+++ RECORDS SUPPLIED
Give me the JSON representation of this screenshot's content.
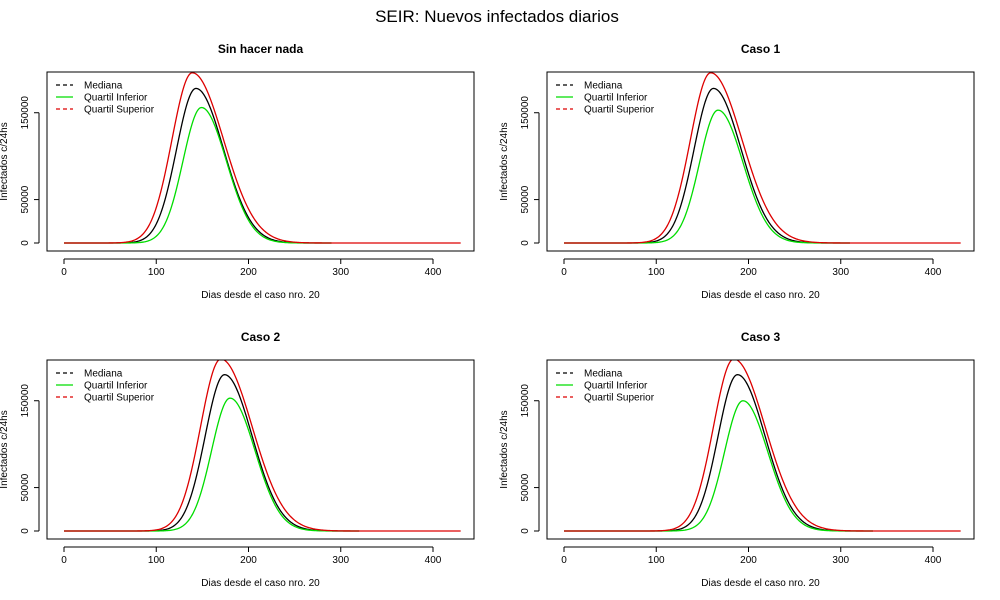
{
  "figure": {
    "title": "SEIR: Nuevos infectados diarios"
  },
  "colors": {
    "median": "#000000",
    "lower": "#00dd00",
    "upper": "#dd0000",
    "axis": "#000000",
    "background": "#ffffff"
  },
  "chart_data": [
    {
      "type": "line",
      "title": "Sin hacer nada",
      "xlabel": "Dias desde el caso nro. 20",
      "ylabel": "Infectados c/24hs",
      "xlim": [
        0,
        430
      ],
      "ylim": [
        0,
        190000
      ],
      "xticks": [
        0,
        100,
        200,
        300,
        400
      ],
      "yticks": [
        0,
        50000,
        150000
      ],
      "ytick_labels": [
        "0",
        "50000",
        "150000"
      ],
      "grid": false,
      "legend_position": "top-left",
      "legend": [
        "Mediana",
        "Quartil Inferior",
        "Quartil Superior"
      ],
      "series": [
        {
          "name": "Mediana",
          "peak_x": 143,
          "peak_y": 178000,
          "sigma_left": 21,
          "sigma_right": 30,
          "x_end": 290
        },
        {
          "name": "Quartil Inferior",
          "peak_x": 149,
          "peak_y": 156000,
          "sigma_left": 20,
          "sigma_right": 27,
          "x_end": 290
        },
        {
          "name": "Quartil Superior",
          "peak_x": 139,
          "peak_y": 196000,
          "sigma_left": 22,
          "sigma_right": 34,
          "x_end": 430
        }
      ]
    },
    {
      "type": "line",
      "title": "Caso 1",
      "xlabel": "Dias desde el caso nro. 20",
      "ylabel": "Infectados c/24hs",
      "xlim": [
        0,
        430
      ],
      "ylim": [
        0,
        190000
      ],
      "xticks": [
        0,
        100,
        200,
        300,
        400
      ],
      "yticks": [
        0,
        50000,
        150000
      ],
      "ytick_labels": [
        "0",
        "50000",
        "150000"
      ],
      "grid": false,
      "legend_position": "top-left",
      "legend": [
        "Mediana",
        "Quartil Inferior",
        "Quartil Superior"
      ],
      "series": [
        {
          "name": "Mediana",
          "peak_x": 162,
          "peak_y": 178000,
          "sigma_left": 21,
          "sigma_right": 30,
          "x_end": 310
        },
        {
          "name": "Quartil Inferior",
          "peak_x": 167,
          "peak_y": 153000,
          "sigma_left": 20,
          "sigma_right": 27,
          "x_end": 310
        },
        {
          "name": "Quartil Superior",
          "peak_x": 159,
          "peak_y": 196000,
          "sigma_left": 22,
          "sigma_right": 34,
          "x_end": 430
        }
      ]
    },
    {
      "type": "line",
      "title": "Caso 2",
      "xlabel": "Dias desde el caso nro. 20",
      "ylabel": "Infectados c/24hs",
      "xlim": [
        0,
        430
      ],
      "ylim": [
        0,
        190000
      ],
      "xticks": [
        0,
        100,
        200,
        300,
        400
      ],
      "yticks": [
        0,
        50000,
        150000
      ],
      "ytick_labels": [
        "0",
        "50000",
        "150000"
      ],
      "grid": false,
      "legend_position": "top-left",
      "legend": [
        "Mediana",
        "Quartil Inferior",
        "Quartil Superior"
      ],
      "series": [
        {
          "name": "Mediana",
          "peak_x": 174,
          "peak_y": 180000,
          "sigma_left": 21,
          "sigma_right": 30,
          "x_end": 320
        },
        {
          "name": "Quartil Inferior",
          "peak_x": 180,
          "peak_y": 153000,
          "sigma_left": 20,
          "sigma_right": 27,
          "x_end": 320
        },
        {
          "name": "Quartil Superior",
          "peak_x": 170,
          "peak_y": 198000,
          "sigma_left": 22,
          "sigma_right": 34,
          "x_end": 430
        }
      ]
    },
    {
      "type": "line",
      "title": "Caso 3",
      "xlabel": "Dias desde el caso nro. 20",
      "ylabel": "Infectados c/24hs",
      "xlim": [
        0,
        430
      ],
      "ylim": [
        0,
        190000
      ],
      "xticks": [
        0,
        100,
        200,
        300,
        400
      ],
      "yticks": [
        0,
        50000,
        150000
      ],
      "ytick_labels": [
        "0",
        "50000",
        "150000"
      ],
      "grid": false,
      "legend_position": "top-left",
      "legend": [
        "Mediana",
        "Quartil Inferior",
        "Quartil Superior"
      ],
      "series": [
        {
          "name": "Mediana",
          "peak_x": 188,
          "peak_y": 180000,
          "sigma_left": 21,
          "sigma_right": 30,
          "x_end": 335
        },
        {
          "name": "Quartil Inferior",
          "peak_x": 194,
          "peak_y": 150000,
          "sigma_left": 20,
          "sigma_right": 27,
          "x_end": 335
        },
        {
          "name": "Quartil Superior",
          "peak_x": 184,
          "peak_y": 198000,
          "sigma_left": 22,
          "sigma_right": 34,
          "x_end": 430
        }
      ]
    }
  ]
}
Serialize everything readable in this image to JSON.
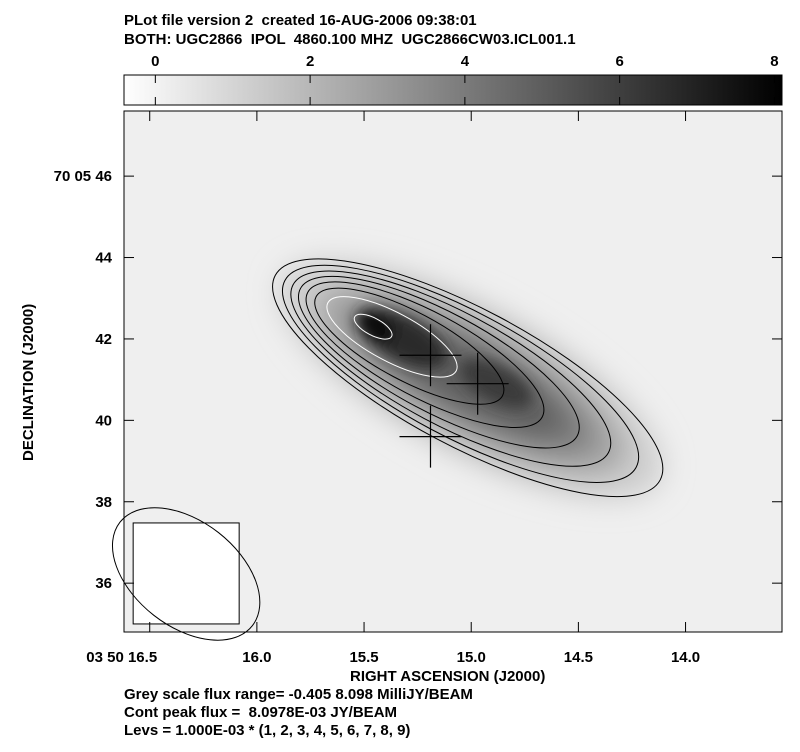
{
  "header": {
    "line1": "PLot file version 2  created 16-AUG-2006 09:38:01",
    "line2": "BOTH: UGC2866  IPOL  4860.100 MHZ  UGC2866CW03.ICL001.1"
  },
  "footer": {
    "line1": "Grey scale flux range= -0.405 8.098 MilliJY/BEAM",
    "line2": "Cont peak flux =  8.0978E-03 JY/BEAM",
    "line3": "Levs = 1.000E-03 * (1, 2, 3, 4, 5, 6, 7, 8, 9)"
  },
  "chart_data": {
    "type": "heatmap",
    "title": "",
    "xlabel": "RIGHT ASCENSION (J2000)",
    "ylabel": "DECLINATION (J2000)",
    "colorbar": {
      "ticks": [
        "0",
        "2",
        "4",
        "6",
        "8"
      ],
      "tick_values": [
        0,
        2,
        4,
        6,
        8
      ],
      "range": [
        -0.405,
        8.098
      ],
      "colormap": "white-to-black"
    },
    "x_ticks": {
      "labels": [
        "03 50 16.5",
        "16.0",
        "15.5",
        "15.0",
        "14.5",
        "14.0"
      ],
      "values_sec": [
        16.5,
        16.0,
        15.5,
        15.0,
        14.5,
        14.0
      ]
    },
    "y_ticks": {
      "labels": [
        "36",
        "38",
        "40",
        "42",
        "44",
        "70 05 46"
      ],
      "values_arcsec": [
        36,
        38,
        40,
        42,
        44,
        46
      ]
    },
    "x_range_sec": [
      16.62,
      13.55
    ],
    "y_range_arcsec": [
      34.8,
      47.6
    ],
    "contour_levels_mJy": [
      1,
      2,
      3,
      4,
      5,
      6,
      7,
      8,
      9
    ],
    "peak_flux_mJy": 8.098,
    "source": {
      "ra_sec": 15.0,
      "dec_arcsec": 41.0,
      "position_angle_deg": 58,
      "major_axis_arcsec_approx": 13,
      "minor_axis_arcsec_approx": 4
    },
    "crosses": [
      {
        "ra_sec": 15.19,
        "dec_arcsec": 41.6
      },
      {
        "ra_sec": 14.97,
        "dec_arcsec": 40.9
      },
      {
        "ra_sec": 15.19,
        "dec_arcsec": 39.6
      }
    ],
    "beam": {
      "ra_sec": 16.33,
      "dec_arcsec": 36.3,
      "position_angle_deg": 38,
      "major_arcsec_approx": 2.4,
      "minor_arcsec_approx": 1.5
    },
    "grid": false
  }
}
++++++
- **OBJECTIVE**: Keep the pictures out of your copy, and repeat every entry above exactly.

- **ANSWER IN FULL**:
Give me the JSON representation of this screenshot's content.
{
  "figure": {
    "title": "SEIR: Nuevos infectados diarios"
  },
  "colors": {
    "median": "#000000",
    "lower": "#00dd00",
    "upper": "#dd0000",
    "axis": "#000000",
    "background": "#ffffff"
  },
  "chart_data": [
    {
      "type": "line",
      "title": "Sin hacer nada",
      "xlabel": "Dias desde el caso nro. 20",
      "ylabel": "Infectados c/24hs",
      "xlim": [
        0,
        430
      ],
      "ylim": [
        0,
        190000
      ],
      "xticks": [
        0,
        100,
        200,
        300,
        400
      ],
      "yticks": [
        0,
        50000,
        150000
      ],
      "ytick_labels": [
        "0",
        "50000",
        "150000"
      ],
      "grid": false,
      "legend_position": "top-left",
      "legend": [
        "Mediana",
        "Quartil Inferior",
        "Quartil Superior"
      ],
      "series": [
        {
          "name": "Mediana",
          "peak_x": 143,
          "peak_y": 178000,
          "sigma_left": 21,
          "sigma_right": 30,
          "x_end": 290
        },
        {
          "name": "Quartil Inferior",
          "peak_x": 149,
          "peak_y": 156000,
          "sigma_left": 20,
          "sigma_right": 27,
          "x_end": 290
        },
        {
          "name": "Quartil Superior",
          "peak_x": 139,
          "peak_y": 196000,
          "sigma_left": 22,
          "sigma_right": 34,
          "x_end": 430
        }
      ]
    },
    {
      "type": "line",
      "title": "Caso 1",
      "xlabel": "Dias desde el caso nro. 20",
      "ylabel": "Infectados c/24hs",
      "xlim": [
        0,
        430
      ],
      "ylim": [
        0,
        190000
      ],
      "xticks": [
        0,
        100,
        200,
        300,
        400
      ],
      "yticks": [
        0,
        50000,
        150000
      ],
      "ytick_labels": [
        "0",
        "50000",
        "150000"
      ],
      "grid": false,
      "legend_position": "top-left",
      "legend": [
        "Mediana",
        "Quartil Inferior",
        "Quartil Superior"
      ],
      "series": [
        {
          "name": "Mediana",
          "peak_x": 162,
          "peak_y": 178000,
          "sigma_left": 21,
          "sigma_right": 30,
          "x_end": 310
        },
        {
          "name": "Quartil Inferior",
          "peak_x": 167,
          "peak_y": 153000,
          "sigma_left": 20,
          "sigma_right": 27,
          "x_end": 310
        },
        {
          "name": "Quartil Superior",
          "peak_x": 159,
          "peak_y": 196000,
          "sigma_left": 22,
          "sigma_right": 34,
          "x_end": 430
        }
      ]
    },
    {
      "type": "line",
      "title": "Caso 2",
      "xlabel": "Dias desde el caso nro. 20",
      "ylabel": "Infectados c/24hs",
      "xlim": [
        0,
        430
      ],
      "ylim": [
        0,
        190000
      ],
      "xticks": [
        0,
        100,
        200,
        300,
        400
      ],
      "yticks": [
        0,
        50000,
        150000
      ],
      "ytick_labels": [
        "0",
        "50000",
        "150000"
      ],
      "grid": false,
      "legend_position": "top-left",
      "legend": [
        "Mediana",
        "Quartil Inferior",
        "Quartil Superior"
      ],
      "series": [
        {
          "name": "Mediana",
          "peak_x": 174,
          "peak_y": 180000,
          "sigma_left": 21,
          "sigma_right": 30,
          "x_end": 320
        },
        {
          "name": "Quartil Inferior",
          "peak_x": 180,
          "peak_y": 153000,
          "sigma_left": 20,
          "sigma_right": 27,
          "x_end": 320
        },
        {
          "name": "Quartil Superior",
          "peak_x": 170,
          "peak_y": 198000,
          "sigma_left": 22,
          "sigma_right": 34,
          "x_end": 430
        }
      ]
    },
    {
      "type": "line",
      "title": "Caso 3",
      "xlabel": "Dias desde el caso nro. 20",
      "ylabel": "Infectados c/24hs",
      "xlim": [
        0,
        430
      ],
      "ylim": [
        0,
        190000
      ],
      "xticks": [
        0,
        100,
        200,
        300,
        400
      ],
      "yticks": [
        0,
        50000,
        150000
      ],
      "ytick_labels": [
        "0",
        "50000",
        "150000"
      ],
      "grid": false,
      "legend_position": "top-left",
      "legend": [
        "Mediana",
        "Quartil Inferior",
        "Quartil Superior"
      ],
      "series": [
        {
          "name": "Mediana",
          "peak_x": 188,
          "peak_y": 180000,
          "sigma_left": 21,
          "sigma_right": 30,
          "x_end": 335
        },
        {
          "name": "Quartil Inferior",
          "peak_x": 194,
          "peak_y": 150000,
          "sigma_left": 20,
          "sigma_right": 27,
          "x_end": 335
        },
        {
          "name": "Quartil Superior",
          "peak_x": 184,
          "peak_y": 198000,
          "sigma_left": 22,
          "sigma_right": 34,
          "x_end": 430
        }
      ]
    }
  ]
}
Serialize everything readable in this image to JSON.
{
  "header": {
    "line1": "PLot file version 2  created 16-AUG-2006 09:38:01",
    "line2": "BOTH: UGC2866  IPOL  4860.100 MHZ  UGC2866CW03.ICL001.1"
  },
  "footer": {
    "line1": "Grey scale flux range= -0.405 8.098 MilliJY/BEAM",
    "line2": "Cont peak flux =  8.0978E-03 JY/BEAM",
    "line3": "Levs = 1.000E-03 * (1, 2, 3, 4, 5, 6, 7, 8, 9)"
  },
  "chart_data": {
    "type": "heatmap",
    "title": "",
    "xlabel": "RIGHT ASCENSION (J2000)",
    "ylabel": "DECLINATION (J2000)",
    "colorbar": {
      "ticks": [
        "0",
        "2",
        "4",
        "6",
        "8"
      ],
      "tick_values": [
        0,
        2,
        4,
        6,
        8
      ],
      "range": [
        -0.405,
        8.098
      ],
      "colormap": "white-to-black"
    },
    "x_ticks": {
      "labels": [
        "03 50 16.5",
        "16.0",
        "15.5",
        "15.0",
        "14.5",
        "14.0"
      ],
      "values_sec": [
        16.5,
        16.0,
        15.5,
        15.0,
        14.5,
        14.0
      ]
    },
    "y_ticks": {
      "labels": [
        "36",
        "38",
        "40",
        "42",
        "44",
        "70 05 46"
      ],
      "values_arcsec": [
        36,
        38,
        40,
        42,
        44,
        46
      ]
    },
    "x_range_sec": [
      16.62,
      13.55
    ],
    "y_range_arcsec": [
      34.8,
      47.6
    ],
    "contour_levels_mJy": [
      1,
      2,
      3,
      4,
      5,
      6,
      7,
      8,
      9
    ],
    "peak_flux_mJy": 8.098,
    "source": {
      "ra_sec": 15.0,
      "dec_arcsec": 41.0,
      "position_angle_deg": 58,
      "major_axis_arcsec_approx": 13,
      "minor_axis_arcsec_approx": 4
    },
    "crosses": [
      {
        "ra_sec": 15.19,
        "dec_arcsec": 41.6
      },
      {
        "ra_sec": 14.97,
        "dec_arcsec": 40.9
      },
      {
        "ra_sec": 15.19,
        "dec_arcsec": 39.6
      }
    ],
    "beam": {
      "ra_sec": 16.33,
      "dec_arcsec": 36.3,
      "position_angle_deg": 38,
      "major_arcsec_approx": 2.4,
      "minor_arcsec_approx": 1.5
    },
    "grid": false
  }
}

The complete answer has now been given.